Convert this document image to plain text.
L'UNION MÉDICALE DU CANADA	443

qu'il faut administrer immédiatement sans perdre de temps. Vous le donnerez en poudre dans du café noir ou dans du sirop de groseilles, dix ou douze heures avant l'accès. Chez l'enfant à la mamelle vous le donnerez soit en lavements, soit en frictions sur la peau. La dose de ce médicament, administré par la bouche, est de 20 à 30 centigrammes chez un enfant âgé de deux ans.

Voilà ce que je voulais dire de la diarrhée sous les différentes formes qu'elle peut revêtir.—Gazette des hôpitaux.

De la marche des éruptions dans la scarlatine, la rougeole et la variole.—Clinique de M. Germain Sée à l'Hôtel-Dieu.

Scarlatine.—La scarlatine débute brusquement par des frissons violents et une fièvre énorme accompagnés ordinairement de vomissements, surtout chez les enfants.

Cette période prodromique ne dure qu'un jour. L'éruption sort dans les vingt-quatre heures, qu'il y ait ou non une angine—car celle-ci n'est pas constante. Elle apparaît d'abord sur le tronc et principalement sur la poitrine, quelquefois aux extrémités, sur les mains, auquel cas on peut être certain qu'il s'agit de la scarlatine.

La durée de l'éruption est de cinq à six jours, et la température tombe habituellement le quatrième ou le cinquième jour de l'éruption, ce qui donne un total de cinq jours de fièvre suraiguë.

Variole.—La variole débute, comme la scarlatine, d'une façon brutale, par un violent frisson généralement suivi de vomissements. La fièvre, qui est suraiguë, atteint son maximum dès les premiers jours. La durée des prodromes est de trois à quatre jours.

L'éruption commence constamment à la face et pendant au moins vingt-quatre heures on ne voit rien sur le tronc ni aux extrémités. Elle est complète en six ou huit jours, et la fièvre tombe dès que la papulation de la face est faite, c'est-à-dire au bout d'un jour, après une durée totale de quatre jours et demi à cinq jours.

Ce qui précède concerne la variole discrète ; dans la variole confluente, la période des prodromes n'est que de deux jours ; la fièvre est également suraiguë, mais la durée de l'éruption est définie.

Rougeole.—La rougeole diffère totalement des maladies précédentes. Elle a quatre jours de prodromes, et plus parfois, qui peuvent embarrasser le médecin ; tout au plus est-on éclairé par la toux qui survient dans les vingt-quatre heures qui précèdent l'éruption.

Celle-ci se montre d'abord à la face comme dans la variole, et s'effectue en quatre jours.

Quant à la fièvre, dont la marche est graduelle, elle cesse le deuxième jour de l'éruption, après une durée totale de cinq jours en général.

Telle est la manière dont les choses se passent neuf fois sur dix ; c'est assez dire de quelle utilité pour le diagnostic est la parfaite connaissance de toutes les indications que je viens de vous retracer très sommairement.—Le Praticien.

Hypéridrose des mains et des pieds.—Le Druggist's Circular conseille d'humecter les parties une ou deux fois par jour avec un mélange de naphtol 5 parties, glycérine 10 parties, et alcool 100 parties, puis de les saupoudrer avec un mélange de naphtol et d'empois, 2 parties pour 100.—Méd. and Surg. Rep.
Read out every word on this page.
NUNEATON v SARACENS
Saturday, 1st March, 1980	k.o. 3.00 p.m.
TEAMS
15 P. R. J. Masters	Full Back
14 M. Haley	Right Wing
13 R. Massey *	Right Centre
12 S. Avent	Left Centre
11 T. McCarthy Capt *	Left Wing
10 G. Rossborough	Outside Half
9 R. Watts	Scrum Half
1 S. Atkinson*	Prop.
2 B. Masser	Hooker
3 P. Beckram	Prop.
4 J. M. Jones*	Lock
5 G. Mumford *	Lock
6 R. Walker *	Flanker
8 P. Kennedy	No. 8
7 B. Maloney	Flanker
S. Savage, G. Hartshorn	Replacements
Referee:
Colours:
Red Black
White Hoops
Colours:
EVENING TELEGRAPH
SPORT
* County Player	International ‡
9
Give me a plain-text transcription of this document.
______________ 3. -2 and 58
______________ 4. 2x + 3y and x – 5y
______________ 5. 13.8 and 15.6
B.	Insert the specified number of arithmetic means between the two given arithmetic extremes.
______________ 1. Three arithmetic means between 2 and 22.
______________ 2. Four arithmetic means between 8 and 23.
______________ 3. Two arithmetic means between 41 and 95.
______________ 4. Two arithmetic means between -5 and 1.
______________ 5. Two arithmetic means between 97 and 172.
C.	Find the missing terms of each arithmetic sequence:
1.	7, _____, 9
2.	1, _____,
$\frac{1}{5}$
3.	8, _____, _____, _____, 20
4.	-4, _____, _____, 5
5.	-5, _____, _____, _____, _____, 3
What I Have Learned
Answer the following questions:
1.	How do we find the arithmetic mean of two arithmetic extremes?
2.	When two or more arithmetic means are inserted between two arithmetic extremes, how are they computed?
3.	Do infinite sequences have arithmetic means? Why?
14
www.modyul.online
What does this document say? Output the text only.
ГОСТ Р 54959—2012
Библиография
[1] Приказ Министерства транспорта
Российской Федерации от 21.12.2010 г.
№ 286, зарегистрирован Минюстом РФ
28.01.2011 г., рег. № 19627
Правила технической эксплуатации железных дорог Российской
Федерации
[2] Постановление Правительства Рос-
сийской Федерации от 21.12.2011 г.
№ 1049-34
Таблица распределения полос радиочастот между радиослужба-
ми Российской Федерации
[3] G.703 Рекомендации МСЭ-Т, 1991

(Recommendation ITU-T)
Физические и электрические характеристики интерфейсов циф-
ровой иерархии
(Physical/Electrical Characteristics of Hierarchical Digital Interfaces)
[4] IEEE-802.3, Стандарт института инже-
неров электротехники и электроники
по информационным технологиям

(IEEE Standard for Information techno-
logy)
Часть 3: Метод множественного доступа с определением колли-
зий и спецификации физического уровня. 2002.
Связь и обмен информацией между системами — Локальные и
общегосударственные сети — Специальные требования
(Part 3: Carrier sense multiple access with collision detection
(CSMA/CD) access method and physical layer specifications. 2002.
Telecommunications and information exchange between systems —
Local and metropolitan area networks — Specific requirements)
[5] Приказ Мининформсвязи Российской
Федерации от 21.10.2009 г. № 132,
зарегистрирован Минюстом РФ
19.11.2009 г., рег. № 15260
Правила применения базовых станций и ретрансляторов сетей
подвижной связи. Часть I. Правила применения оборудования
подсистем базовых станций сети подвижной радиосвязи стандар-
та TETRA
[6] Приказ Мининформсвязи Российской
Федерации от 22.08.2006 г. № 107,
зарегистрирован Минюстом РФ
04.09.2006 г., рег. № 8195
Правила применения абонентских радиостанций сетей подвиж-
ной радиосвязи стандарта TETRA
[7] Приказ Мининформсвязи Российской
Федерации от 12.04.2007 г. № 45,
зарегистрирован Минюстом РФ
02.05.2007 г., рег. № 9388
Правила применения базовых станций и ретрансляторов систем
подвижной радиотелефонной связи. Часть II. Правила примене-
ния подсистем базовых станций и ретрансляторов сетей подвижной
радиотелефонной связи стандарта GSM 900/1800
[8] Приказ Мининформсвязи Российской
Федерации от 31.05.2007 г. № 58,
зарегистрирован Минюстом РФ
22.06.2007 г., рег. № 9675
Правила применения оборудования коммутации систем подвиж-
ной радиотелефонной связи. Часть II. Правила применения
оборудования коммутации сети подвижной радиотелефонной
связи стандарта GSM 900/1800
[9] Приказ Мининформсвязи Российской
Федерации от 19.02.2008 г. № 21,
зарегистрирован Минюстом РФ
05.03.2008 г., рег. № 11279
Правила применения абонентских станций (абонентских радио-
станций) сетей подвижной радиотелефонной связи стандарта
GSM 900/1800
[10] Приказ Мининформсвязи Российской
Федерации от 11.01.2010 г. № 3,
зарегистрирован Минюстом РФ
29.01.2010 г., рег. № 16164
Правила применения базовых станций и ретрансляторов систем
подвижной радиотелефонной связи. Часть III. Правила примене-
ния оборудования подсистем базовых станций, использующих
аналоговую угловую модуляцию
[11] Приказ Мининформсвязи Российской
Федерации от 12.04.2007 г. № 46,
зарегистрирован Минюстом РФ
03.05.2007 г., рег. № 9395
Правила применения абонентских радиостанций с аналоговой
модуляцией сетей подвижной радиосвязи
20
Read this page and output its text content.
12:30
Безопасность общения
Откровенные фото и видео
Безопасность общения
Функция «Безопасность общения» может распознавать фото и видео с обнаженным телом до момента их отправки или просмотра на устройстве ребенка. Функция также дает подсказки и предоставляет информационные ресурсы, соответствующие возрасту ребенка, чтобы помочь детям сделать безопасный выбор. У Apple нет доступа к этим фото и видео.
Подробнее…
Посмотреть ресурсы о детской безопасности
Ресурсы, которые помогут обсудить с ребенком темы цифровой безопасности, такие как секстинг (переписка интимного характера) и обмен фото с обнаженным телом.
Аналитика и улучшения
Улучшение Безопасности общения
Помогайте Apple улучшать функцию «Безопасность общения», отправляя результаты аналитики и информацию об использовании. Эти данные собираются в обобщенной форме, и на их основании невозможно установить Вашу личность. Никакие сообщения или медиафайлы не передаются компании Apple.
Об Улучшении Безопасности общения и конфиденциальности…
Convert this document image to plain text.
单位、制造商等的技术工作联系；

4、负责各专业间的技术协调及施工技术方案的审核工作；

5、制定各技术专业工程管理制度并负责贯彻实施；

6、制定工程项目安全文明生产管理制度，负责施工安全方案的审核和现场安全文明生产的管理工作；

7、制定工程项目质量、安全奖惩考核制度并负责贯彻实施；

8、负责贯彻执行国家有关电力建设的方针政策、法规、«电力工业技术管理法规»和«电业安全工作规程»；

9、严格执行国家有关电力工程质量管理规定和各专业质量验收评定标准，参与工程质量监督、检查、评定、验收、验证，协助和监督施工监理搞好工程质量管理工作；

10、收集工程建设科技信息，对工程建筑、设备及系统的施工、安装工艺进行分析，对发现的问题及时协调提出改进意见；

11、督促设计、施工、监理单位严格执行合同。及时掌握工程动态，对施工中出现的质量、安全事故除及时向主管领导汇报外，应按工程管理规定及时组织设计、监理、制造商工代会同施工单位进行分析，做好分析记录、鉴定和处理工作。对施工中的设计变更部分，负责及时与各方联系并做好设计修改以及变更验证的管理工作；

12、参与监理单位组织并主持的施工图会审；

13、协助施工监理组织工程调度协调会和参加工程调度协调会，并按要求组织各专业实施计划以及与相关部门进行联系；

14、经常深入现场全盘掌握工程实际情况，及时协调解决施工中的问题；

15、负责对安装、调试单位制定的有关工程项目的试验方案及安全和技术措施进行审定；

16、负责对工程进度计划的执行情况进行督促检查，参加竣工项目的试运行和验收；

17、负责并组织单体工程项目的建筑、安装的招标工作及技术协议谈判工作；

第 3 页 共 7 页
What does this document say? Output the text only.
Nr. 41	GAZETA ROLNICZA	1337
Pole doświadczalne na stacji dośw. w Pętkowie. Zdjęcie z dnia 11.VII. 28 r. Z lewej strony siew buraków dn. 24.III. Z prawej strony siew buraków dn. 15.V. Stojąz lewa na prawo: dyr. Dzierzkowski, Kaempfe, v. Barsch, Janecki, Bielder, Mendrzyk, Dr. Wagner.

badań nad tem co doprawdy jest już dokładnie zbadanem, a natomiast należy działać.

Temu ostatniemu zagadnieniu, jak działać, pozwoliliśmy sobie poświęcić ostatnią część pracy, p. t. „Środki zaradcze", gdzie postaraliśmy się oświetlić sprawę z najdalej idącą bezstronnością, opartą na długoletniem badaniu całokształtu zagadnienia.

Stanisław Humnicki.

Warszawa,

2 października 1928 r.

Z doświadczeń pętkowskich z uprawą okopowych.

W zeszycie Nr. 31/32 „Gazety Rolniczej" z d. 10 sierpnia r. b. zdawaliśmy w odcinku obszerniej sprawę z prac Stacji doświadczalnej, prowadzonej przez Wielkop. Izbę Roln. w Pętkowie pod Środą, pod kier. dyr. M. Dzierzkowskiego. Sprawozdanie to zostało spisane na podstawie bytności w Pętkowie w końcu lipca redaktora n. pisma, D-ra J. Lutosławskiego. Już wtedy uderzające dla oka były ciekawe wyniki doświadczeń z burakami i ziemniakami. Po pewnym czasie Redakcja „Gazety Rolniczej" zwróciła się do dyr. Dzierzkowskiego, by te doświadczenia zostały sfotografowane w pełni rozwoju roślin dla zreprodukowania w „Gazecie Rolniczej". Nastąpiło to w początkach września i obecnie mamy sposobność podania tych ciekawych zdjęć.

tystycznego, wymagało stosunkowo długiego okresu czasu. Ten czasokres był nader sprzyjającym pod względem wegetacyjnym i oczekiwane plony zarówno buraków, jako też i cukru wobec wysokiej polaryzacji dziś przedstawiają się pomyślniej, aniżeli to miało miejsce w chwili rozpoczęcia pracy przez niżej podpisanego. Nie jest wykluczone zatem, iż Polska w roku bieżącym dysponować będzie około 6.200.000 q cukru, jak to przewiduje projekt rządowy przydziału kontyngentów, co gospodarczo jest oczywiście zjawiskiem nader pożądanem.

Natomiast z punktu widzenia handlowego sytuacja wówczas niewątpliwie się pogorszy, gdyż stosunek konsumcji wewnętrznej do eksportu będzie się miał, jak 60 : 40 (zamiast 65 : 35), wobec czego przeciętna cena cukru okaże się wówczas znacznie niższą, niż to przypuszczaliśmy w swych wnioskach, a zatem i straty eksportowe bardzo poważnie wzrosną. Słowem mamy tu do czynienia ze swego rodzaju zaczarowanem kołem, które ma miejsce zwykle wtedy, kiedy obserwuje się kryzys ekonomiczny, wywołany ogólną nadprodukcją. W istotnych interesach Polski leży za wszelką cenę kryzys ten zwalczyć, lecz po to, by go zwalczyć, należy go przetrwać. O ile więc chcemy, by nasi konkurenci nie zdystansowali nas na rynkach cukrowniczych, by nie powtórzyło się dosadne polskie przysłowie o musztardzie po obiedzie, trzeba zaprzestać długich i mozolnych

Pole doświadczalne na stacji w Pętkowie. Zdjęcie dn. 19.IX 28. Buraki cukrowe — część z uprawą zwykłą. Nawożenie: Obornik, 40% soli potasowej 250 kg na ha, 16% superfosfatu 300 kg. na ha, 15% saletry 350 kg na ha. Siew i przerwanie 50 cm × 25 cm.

**PROBLEM REQUIREMENTS**
Show the lines where the word "fièvre" appears in the entries.

**SOLUTION TO THE EXERCISE**
Scarlatine.—La scarlatine débute brusquement par des frissons violents et une fièvre énorme accompagnés ordinairement de vomissements, surtout chez les enfants.
La durée de l'éruption est de cinq à six jours, et la température tombe habituellement le quatrième ou le cinquième jour de l'éruption, ce qui donne un total de cinq jours de fièvre suraiguë.
Variole.—La variole débute, comme la scarlatine, d'une façon brutale, par un violent frisson généralement suivi de vomissements. La fièvre, qui est suraiguë, atteint son maximum dès les premiers jours. La durée des prodromes est de trois à quatre jours.
L'éruption commence constamment à la face et pendant au moins vingt-quatre heures on ne voit rien sur le tronc ni aux extrémités. Elle est complète en six ou huit jours, et la fièvre tombe dès que la papulation de la face est faite, c'est-à-dire au bout d'un jour, après une durée totale de quatre jours et demi à cinq jours.
Ce qui précède concerne la variole discrète ; dans la variole confluente, la période des prodromes n'est que de deux jours ; la fièvre est également suraiguë, mais la durée de l'éruption est définie.
Quant à la fièvre, dont la marche est graduelle, elle cesse le deuxième jour de l'éruption, après une durée totale de cinq jours en général.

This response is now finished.